• **QUOTED PASSAGE**
(begin)

Dipublikasikan pada : 24 April 2018.

Approaches to Learning for Preservice EFL Teachers

Leyla Tercanliouglu – Ataturk University, Erzurum, Turkey


This paper is a report of a research entitled “Approaches to learning for Preservice EFL Teachers” It is conducted by Leyla Terconlioglu from Ataturk University, Turkey in 2001 which is available at (online). This report is aimed to inform the educators, especially English Department community, for both preservice EFL teachers and those who teach preservice EFL techers. This paper will begin with the introduction of this study, followed by theoretical background or review of this study literature, method used in this study, the result of the study, conclusion, and it will be ended with the recommendation.

The research is conducted since it is essential to get a clear view into how preservice EFL teachers learn in order to understand how best to deign curricula that develop their skills and abilities as future teachers. As what the researcher mentions in her writing that according to Ramsden (1992), in learning context, the value of preservice teacher learning is determined by their approach and perception, the learning task, and it is also decided by their previous learning experiences. Thus, the aim of this study is to measure preservice EFL teachers’ approaches to learning in a higher education context:

  • to identify approaches to learning,
  • to examine the correlation between scales,
  • to evaluate the relationship between preservice EFL teachers’ gender and academic year, and their approaches to learning.

(end)

• **RECORDED INFORMATION**
(begin)

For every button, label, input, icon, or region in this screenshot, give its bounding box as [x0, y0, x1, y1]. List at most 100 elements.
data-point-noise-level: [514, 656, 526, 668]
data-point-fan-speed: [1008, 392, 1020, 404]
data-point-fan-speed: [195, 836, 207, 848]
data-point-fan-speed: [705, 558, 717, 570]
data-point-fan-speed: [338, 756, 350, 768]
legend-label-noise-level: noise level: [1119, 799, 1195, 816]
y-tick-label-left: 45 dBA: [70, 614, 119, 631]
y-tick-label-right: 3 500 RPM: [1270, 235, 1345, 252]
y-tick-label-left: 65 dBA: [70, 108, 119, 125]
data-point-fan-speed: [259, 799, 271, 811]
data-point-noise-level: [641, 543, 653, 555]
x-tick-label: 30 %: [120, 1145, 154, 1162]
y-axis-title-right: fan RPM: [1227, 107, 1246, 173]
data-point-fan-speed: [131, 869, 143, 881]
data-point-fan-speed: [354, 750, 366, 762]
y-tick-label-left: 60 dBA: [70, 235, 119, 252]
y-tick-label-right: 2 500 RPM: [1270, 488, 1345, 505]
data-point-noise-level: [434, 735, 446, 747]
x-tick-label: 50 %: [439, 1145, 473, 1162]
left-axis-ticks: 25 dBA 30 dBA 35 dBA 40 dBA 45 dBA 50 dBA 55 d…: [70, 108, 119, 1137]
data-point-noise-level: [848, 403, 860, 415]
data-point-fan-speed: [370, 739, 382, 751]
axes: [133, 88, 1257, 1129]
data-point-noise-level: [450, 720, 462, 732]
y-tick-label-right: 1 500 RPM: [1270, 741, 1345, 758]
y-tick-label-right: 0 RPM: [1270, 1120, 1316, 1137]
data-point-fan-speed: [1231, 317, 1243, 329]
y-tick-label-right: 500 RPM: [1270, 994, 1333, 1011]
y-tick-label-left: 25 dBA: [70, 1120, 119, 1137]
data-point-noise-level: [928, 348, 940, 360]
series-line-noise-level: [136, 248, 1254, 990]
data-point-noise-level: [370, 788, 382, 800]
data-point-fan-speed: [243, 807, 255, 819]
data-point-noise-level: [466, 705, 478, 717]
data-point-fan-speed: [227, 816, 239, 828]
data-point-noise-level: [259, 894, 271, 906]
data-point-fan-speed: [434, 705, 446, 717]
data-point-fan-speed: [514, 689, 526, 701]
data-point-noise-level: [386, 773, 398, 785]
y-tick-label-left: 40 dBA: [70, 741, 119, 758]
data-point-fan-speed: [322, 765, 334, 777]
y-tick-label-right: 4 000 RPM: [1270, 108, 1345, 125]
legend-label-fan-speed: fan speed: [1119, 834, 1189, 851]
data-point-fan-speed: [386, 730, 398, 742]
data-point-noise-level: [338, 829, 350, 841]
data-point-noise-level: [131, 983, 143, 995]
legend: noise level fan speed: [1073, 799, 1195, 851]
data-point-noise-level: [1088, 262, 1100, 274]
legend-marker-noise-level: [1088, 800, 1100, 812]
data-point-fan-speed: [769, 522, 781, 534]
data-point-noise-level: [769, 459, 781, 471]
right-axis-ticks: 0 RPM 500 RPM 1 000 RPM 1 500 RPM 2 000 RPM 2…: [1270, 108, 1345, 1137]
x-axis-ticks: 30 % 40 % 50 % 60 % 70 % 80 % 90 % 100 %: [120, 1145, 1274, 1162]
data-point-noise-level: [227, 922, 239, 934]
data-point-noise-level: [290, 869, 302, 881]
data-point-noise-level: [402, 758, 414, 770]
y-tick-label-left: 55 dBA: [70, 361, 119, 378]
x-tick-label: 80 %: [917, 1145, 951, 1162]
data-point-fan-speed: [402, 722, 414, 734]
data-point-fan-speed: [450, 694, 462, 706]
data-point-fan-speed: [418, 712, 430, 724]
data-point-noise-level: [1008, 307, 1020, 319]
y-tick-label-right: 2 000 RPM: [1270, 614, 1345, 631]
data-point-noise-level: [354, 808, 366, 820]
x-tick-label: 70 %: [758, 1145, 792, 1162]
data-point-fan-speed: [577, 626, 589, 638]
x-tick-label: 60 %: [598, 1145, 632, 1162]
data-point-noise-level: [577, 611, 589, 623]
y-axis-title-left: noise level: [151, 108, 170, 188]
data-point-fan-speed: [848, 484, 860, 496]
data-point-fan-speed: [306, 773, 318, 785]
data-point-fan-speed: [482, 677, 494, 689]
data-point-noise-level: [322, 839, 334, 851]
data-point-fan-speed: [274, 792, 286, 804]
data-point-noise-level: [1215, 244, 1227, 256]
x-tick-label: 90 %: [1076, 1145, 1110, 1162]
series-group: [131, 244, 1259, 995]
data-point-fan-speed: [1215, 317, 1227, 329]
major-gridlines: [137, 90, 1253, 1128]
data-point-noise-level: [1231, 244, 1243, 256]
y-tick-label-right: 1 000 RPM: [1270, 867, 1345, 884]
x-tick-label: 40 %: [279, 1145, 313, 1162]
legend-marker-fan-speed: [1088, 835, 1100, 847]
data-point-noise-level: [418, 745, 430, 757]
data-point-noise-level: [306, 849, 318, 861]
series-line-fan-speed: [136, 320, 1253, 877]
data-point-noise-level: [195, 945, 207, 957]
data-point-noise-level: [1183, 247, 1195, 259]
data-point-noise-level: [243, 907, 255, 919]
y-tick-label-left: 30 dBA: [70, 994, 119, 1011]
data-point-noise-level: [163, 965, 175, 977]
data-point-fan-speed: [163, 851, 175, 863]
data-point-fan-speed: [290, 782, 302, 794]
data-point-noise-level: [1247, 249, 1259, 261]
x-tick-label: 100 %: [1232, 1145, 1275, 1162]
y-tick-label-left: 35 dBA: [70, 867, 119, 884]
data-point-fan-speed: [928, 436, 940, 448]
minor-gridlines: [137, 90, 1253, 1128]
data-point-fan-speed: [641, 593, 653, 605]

(end)

• **REQUIRED WORK**
(1) Duplicate the report on approaches to learning from "Dipublikasikan pada : 24" up to and including "with the recommendation.".
(2) In one to three sentences, explain why the research described in the report on approaches to learning was carried out.

• **SOLUTIONS BY TASK**
(1)
Dipublikasikan pada : 24 April 2018.

Approaches to Learning for Preservice EFL Teachers

Leyla Tercanliouglu – Ataturk University, Erzurum, Turkey


This paper is a report of a research entitled “Approaches to learning for Preservice EFL Teachers” It is conducted by Leyla Terconlioglu from Ataturk University, Turkey in 2001 which is available at (online). This report is aimed to inform the educators, especially English Department community, for both preservice EFL teachers and those who teach preservice EFL techers. This paper will begin with the introduction of this study, followed by theoretical background or review of this study literature, method used in this study, the result of the study, conclusion, and it will be ended with the recommendation.

(2) It was carried out because getting a clear view of how preservice EFL teachers learn is essential for understanding how best to build curricula that develop their skills and abilities as future teachers.